# Your objective
Review the listing and copy each line that holds the word "around".
=======
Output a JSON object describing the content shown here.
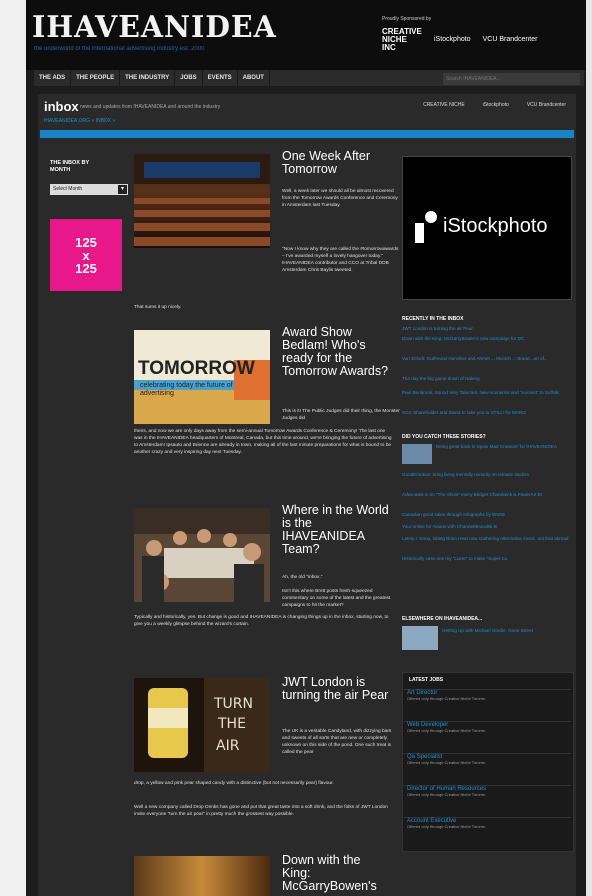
{
  "header": {
    "logo": "IHAVEANIDEA",
    "tagline": "the underworld of the international advertising industry est. 2000",
    "sponsor_caption": "Proudly Sponsored by",
    "sponsors": [
      "CREATIVE NICHE INC",
      "iStockphoto",
      "VCU Brandcenter"
    ]
  },
  "nav": {
    "items": [
      "THE ADS",
      "THE PEOPLE",
      "THE INDUSTRY",
      "JOBS",
      "EVENTS",
      "ABOUT"
    ],
    "search_placeholder": "Search IHAVEANIDEA..."
  },
  "inbox": {
    "title": "inbox",
    "subtitle": "news and updates from IHAVEANIDEA and around the industry",
    "sponsors": [
      "CREATIVE NICHE",
      "iStockphoto",
      "VCU Brandcenter"
    ],
    "breadcrumb": "IHAVEANIDEA.ORG » INBOX »"
  },
  "sidebar": {
    "heading": "THE INBOX BY MONTH",
    "select_value": "Select Month",
    "ad_lines": [
      "125",
      "x",
      "125"
    ]
  },
  "posts": [
    {
      "title": "One Week After Tomorrow",
      "side_text": "Well, a week later we should all be almost recovered from the Tomorrow Awards Conference and Ceremony in Amsterdam last Tuesday.",
      "quote": "\"Now I know why they are called the #tomorrowawards – I've awarded myself a lovely hangover today.\" IHAVEANIDEA contributor and CCO at Tribal DDB Amsterdam Chris Baylis tweeted.",
      "body": "That sums it up nicely."
    },
    {
      "title": "Award Show Bedlam! Who's ready for the Tomorrow Awards?",
      "side_text": "This is it! The Public Judges did their thing, the Monster Judges did",
      "body": "theirs, and now we are only days away from the semi-annual Tomorrow Awards Conference & Ceremony! The last one was in the IHAVEANIDEA headquarters of Montreal, Canada, but this time around, we're bringing the future of advertising to Amsterdam! Ipsauto and Brienne are already in town, making all of the last minute preparations for what is bound to be another crazy and very inspiring day next Tuesday.",
      "thumb_word": "TOMORROW",
      "thumb_sub": "celebrating today the future of advertising"
    },
    {
      "title": "Where in the World is the IHAVEANIDEA Team?",
      "side_text": "Ah, the old \"inbox.\"",
      "quote": "Isn't this where Brett posts fresh-squeezed commentary on some of the latest and the greatest campaigns to hit the market?",
      "body": "Typically and historically, yes. But change is good and IHAVEANIDEA is changing things up in the inbox, starting now, to give you a weekly glimpse behind the wizard's curtain."
    },
    {
      "title": "JWT London is turning the air Pear",
      "side_text": "The UK is a veritable Candyland, with dizzying bars and sweets of all sorts that are new or completely unknown on this side of the pond. One such treat is called the pear",
      "body": "drop, a yellow and pink pear shaped candy with a distinctive (but not necessarily pear) flavour.",
      "body2": "Well a new company called Drop Drinks has gone and put that great taste into a soft drink, and the folks of JWT London invite everyone \"turn the air pear\" in pretty much the grossest way possible."
    },
    {
      "title": "Down with the King: McGarryBowen's"
    }
  ],
  "right": {
    "ad_word": "iStockphoto",
    "recent_title": "RECENTLY IN THE INBOX",
    "recent": [
      "JWT London is turning the air Pear",
      "Down with the King: McGarryBowen's new campaign for DC",
      "Van Schaft: Gutfreund Hunziker and Ahmet ... Munich ... Brand.. art of..",
      "The day the big game down of Nalong",
      "Paul Benbrook, Sound Very Talented. New scenarios and \"Ancient\" to Suffolk",
      "SCG Shareholder and Stand to take you to STILL! for MARO"
    ],
    "catch_title": "DID YOU CATCH THESE STORIES?",
    "catch": [
      "Being great back in Spain Mad Creators' for IHAVEANIDEA",
      "GoodEmotion: bring living mentally minority on release studies",
      "Advocates in on \"The Show\" every Bridget Chandwick & PowerArt Br",
      "Canadian good sales through infographs by ENGE",
      "Your online for Asians with Channel/Brandsk 8/",
      "Lately I: Kong, hitting Brian Heat now Gathering Alternative music, not that abroad",
      "Historically case one my \"Luzer\" to make \"Super Cu"
    ],
    "elsewhere_title": "ELSEWHERE ON IHAVEANIDEA...",
    "elsewhere": "Getting Up with Michael Gordie, Goon Street",
    "jobs_title": "LATEST JOBS",
    "jobs": [
      {
        "title": "Art Director",
        "sub": "Offered only through Creative Niche Toronto"
      },
      {
        "title": "Web Developer",
        "sub": "Offered only through Creative Niche Toronto"
      },
      {
        "title": "Qa Specialist",
        "sub": "Offered only through Creative Niche Toronto"
      },
      {
        "title": "Director of Human Resources",
        "sub": "Offered only through Creative Niche Toronto"
      },
      {
        "title": "Account Executive",
        "sub": "Offered only through Creative Niche Toronto"
      }
    ]
  }
}
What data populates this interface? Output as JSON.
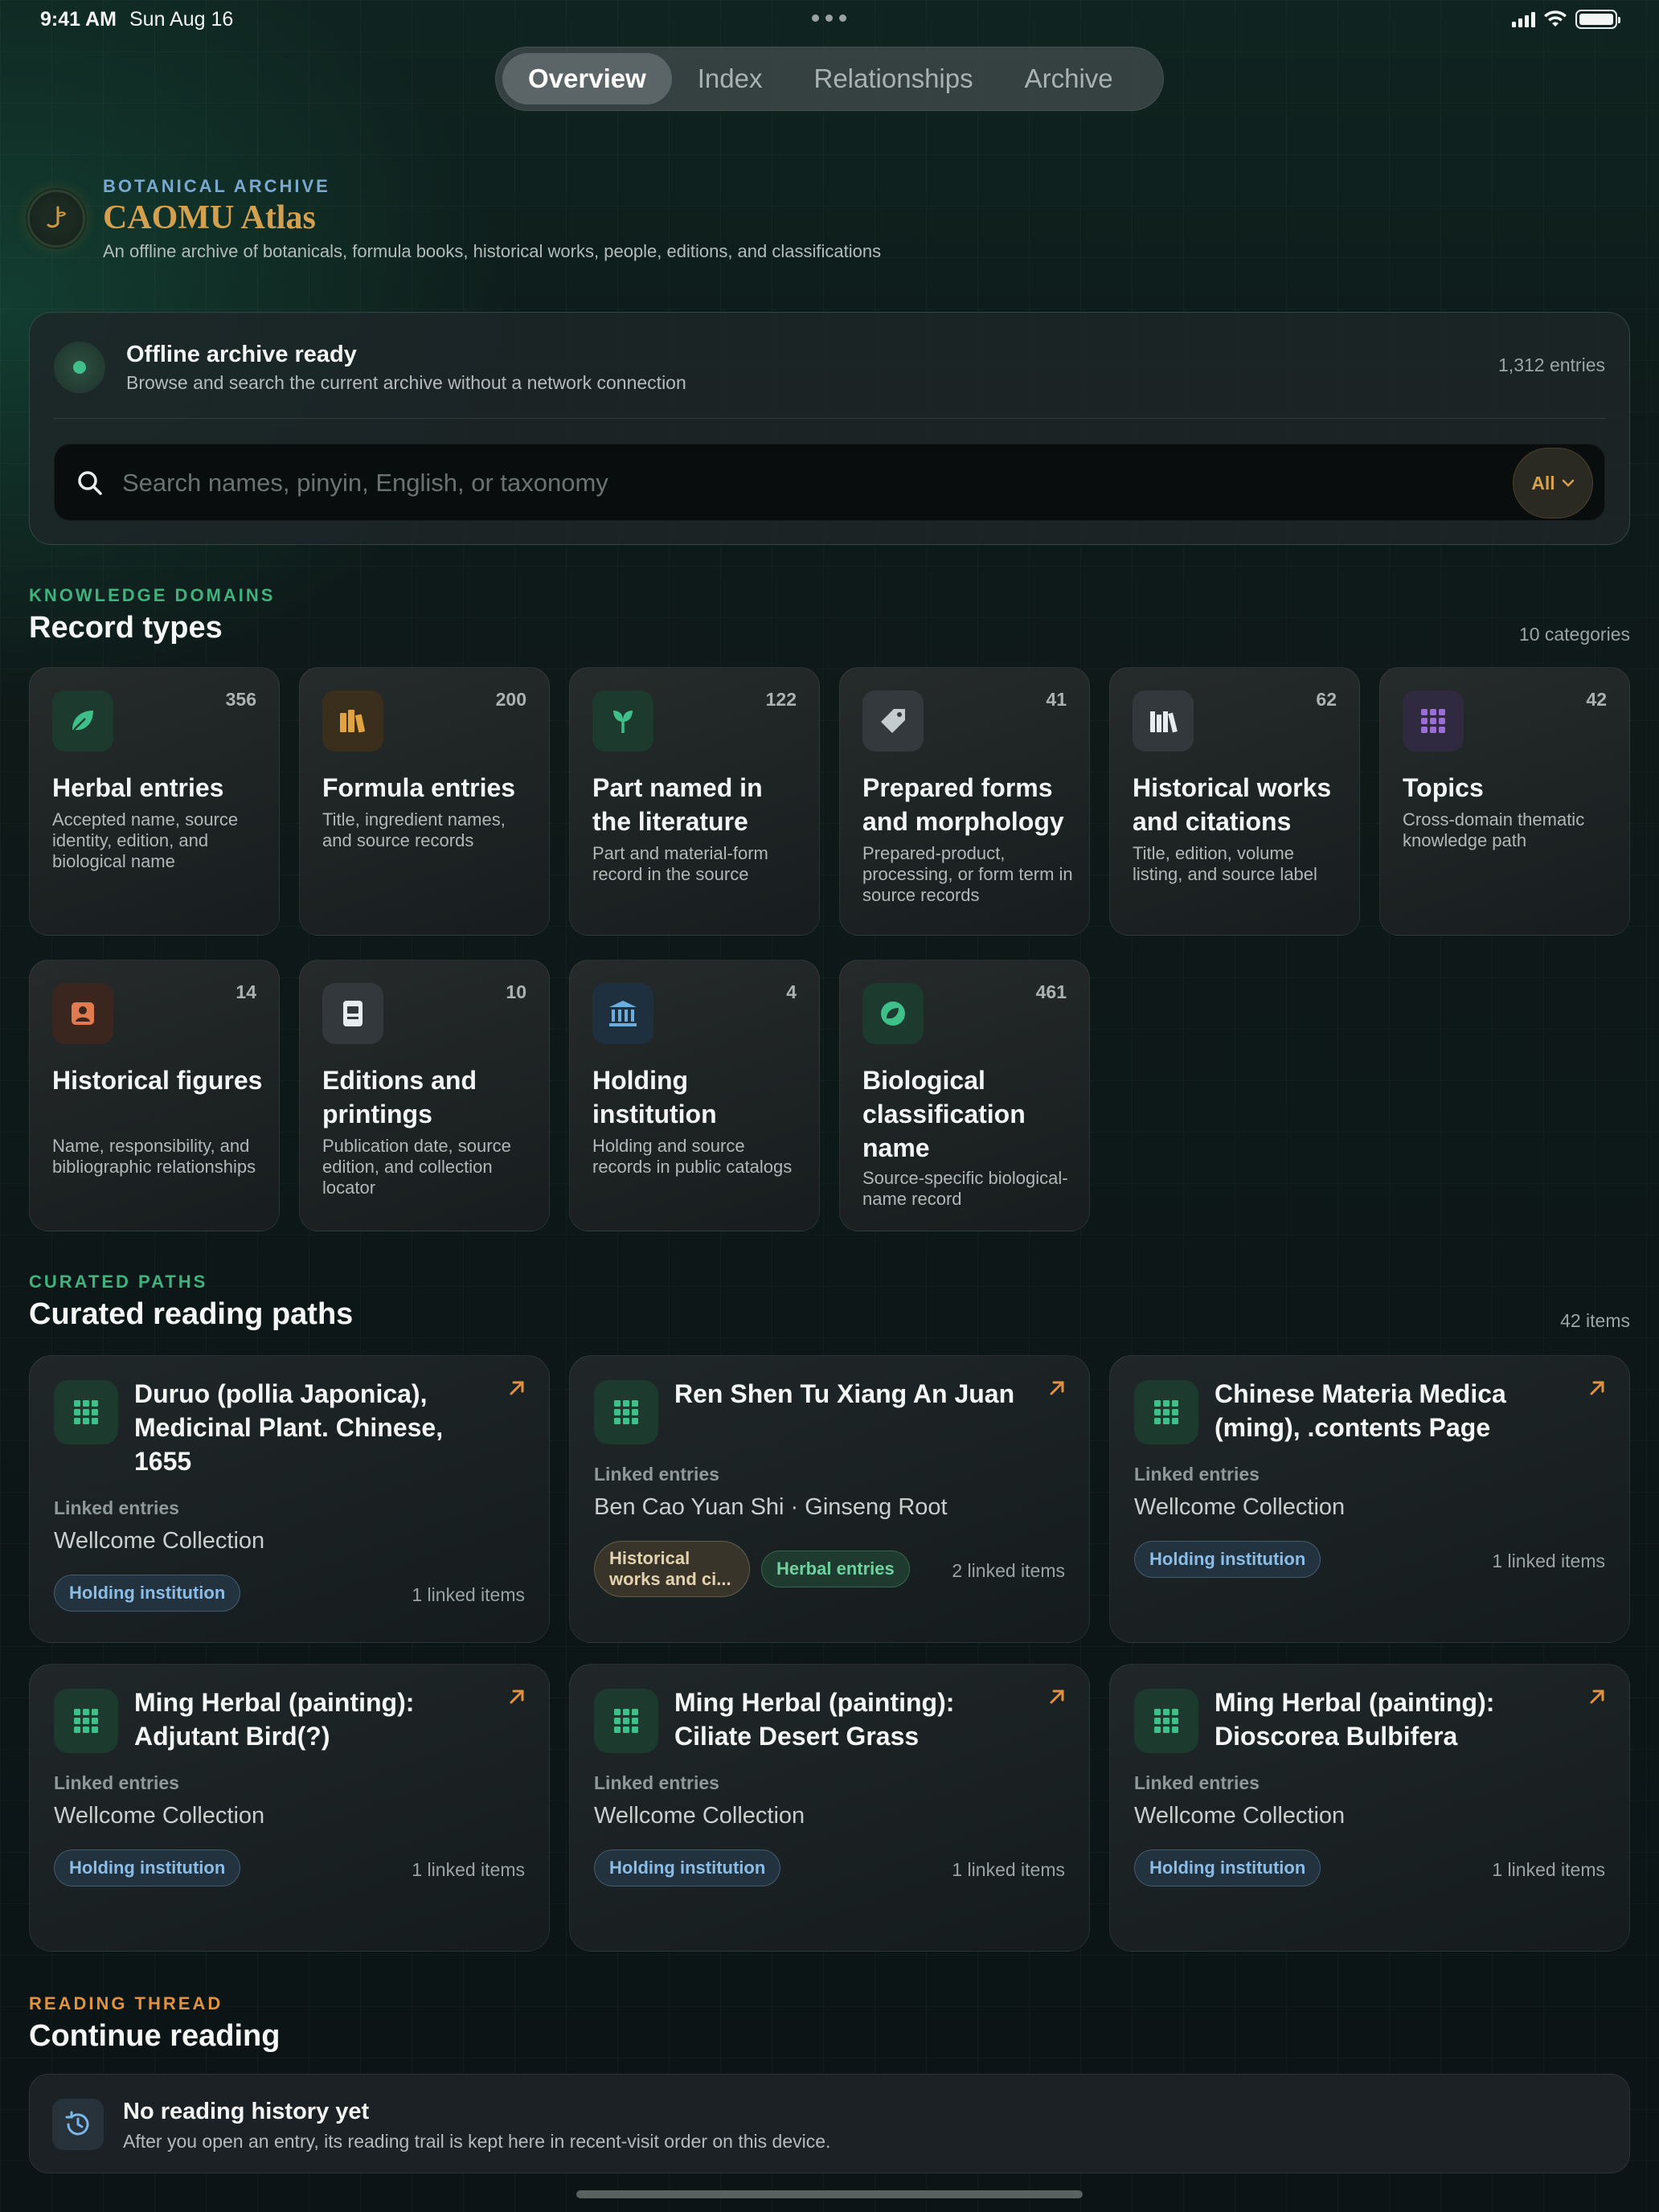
{
  "status_bar": {
    "time": "9:41 AM",
    "date": "Sun Aug 16"
  },
  "tabs": [
    {
      "label": "Overview",
      "active": true
    },
    {
      "label": "Index",
      "active": false
    },
    {
      "label": "Relationships",
      "active": false
    },
    {
      "label": "Archive",
      "active": false
    }
  ],
  "header": {
    "eyebrow": "BOTANICAL ARCHIVE",
    "title": "CAOMU Atlas",
    "subtitle": "An offline archive of botanicals, formula books, historical works, people, editions, and classifications"
  },
  "offline": {
    "title": "Offline archive ready",
    "subtitle": "Browse and search the current archive without a network connection",
    "entries": "1,312 entries",
    "status_color": "#3fc08a"
  },
  "search": {
    "placeholder": "Search names, pinyin, English, or taxonomy",
    "filter": "All"
  },
  "domains": {
    "eyebrow": "KNOWLEDGE DOMAINS",
    "title": "Record types",
    "count": "10 categories",
    "items": [
      {
        "count": "356",
        "title": "Herbal entries",
        "desc": "Accepted name, source identity, edition, and biological name",
        "icon": "leaf-icon",
        "color": "#3fc08a"
      },
      {
        "count": "200",
        "title": "Formula entries",
        "desc": "Title, ingredient names, and source records",
        "icon": "books-icon",
        "color": "#e0a33f"
      },
      {
        "count": "122",
        "title": "Part named in the literature",
        "desc": "Part and material-form record in the source",
        "icon": "sprout-icon",
        "color": "#3fc08a"
      },
      {
        "count": "41",
        "title": "Prepared forms and morphology",
        "desc": "Prepared-product, processing, or form term in source records",
        "icon": "tag-icon",
        "color": "#c4ccd0"
      },
      {
        "count": "62",
        "title": "Historical works and citations",
        "desc": "Title, edition, volume listing, and source label",
        "icon": "library-icon",
        "color": "#e8ecee"
      },
      {
        "count": "42",
        "title": "Topics",
        "desc": "Cross-domain thematic knowledge path",
        "icon": "grid-icon",
        "color": "#9a6ed6"
      },
      {
        "count": "14",
        "title": "Historical figures",
        "desc": "Name, responsibility, and bibliographic relationships",
        "icon": "person-card-icon",
        "color": "#e07a4f"
      },
      {
        "count": "10",
        "title": "Editions and printings",
        "desc": "Publication date, source edition, and collection locator",
        "icon": "document-icon",
        "color": "#e8ecee"
      },
      {
        "count": "4",
        "title": "Holding institution",
        "desc": "Holding and source records in public catalogs",
        "icon": "institution-icon",
        "color": "#6aaee0"
      },
      {
        "count": "461",
        "title": "Biological classification name",
        "desc": "Source-specific biological-name record",
        "icon": "leaf-circle-icon",
        "color": "#3fc08a"
      }
    ]
  },
  "paths": {
    "eyebrow": "CURATED PATHS",
    "title": "Curated reading paths",
    "count": "42 items",
    "linked_label": "Linked entries",
    "items": [
      {
        "title": "Duruo (pollia Japonica), Medicinal Plant. Chinese, 1655",
        "linked": "Wellcome Collection",
        "tags": [
          {
            "label": "Holding institution",
            "style": "blue"
          }
        ],
        "count": "1 linked items"
      },
      {
        "title": "Ren Shen Tu Xiang An Juan",
        "linked": "Ben Cao Yuan Shi · Ginseng Root",
        "tags": [
          {
            "label": "Historical works and ci...",
            "style": "brown"
          },
          {
            "label": "Herbal entries",
            "style": "green"
          }
        ],
        "count": "2 linked items"
      },
      {
        "title": "Chinese Materia Medica (ming), .contents Page",
        "linked": "Wellcome Collection",
        "tags": [
          {
            "label": "Holding institution",
            "style": "blue"
          }
        ],
        "count": "1 linked items"
      },
      {
        "title": "Ming Herbal (painting): Adjutant Bird(?)",
        "linked": "Wellcome Collection",
        "tags": [
          {
            "label": "Holding institution",
            "style": "blue"
          }
        ],
        "count": "1 linked items"
      },
      {
        "title": "Ming Herbal (painting): Ciliate Desert Grass",
        "linked": "Wellcome Collection",
        "tags": [
          {
            "label": "Holding institution",
            "style": "blue"
          }
        ],
        "count": "1 linked items"
      },
      {
        "title": "Ming Herbal (painting): Dioscorea Bulbifera",
        "linked": "Wellcome Collection",
        "tags": [
          {
            "label": "Holding institution",
            "style": "blue"
          }
        ],
        "count": "1 linked items"
      }
    ]
  },
  "reading": {
    "eyebrow": "READING THREAD",
    "title": "Continue reading",
    "empty_title": "No reading history yet",
    "empty_subtitle": "After you open an entry, its reading trail is kept here in recent-visit order on this device."
  },
  "colors": {
    "accent_gold": "#d2a04f",
    "accent_green": "#3fb27e",
    "accent_blue": "#7aa9cf",
    "accent_orange": "#e0923f"
  }
}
=======
# Result of this task
    "subtitle": "news and updates from IHAVEANIDEA and around the industry",
      "body": "theirs, and now we are only days away from the semi-annual Tomorrow Awards Conference & Ceremony! The last one was in the IHAVEANIDEA headquarters of Montreal, Canada, but this time around, we're bringing the future of advertising to Amsterdam! Ipsauto and Brienne are already in town, making all of the last minute preparations for what is bound to be another crazy and very inspiring day next Tuesday.",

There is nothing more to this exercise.